__Source data__
--------
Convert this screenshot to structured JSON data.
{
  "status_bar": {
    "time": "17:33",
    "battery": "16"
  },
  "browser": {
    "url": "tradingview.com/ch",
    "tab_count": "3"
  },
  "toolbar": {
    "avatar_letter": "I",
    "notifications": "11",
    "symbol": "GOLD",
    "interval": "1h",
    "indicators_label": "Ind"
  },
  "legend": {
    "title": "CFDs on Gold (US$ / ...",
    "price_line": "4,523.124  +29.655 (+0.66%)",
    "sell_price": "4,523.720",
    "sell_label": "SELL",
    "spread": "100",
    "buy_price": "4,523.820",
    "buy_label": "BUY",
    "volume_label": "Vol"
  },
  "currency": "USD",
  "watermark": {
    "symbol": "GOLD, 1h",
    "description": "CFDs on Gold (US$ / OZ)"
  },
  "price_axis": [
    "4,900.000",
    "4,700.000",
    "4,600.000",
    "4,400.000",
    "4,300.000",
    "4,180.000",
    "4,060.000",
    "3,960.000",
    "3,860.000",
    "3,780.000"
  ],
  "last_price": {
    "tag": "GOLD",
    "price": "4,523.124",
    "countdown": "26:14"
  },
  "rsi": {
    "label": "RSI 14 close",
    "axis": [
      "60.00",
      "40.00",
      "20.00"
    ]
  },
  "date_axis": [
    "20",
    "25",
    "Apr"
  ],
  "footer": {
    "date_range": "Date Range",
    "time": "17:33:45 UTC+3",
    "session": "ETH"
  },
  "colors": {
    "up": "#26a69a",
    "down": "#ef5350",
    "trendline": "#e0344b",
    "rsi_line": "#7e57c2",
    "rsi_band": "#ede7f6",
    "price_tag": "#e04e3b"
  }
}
--------
__Problem__
Every record should be repeated exactly; please leave none out.

__Written answer__
Convert this screenshot to structured JSON data.
{
  "status_bar": {
    "time": "17:33",
    "battery": "16"
  },
  "browser": {
    "url": "tradingview.com/ch",
    "tab_count": "3"
  },
  "toolbar": {
    "avatar_letter": "I",
    "notifications": "11",
    "symbol": "GOLD",
    "interval": "1h",
    "indicators_label": "Ind"
  },
  "legend": {
    "title": "CFDs on Gold (US$ / ...",
    "price_line": "4,523.124  +29.655 (+0.66%)",
    "sell_price": "4,523.720",
    "sell_label": "SELL",
    "spread": "100",
    "buy_price": "4,523.820",
    "buy_label": "BUY",
    "volume_label": "Vol"
  },
  "currency": "USD",
  "watermark": {
    "symbol": "GOLD, 1h",
    "description": "CFDs on Gold (US$ / OZ)"
  },
  "price_axis": [
    "4,900.000",
    "4,700.000",
    "4,600.000",
    "4,400.000",
    "4,300.000",
    "4,180.000",
    "4,060.000",
    "3,960.000",
    "3,860.000",
    "3,780.000"
  ],
  "last_price": {
    "tag": "GOLD",
    "price": "4,523.124",
    "countdown": "26:14"
  },
  "rsi": {
    "label": "RSI 14 close",
    "axis": [
      "60.00",
      "40.00",
      "20.00"
    ]
  },
  "date_axis": [
    "20",
    "25",
    "Apr"
  ],
  "footer": {
    "date_range": "Date Range",
    "time": "17:33:45 UTC+3",
    "session": "ETH"
  },
  "colors": {
    "up": "#26a69a",
    "down": "#ef5350",
    "trendline": "#e0344b",
    "rsi_line": "#7e57c2",
    "rsi_band": "#ede7f6",
    "price_tag": "#e04e3b"
  }
}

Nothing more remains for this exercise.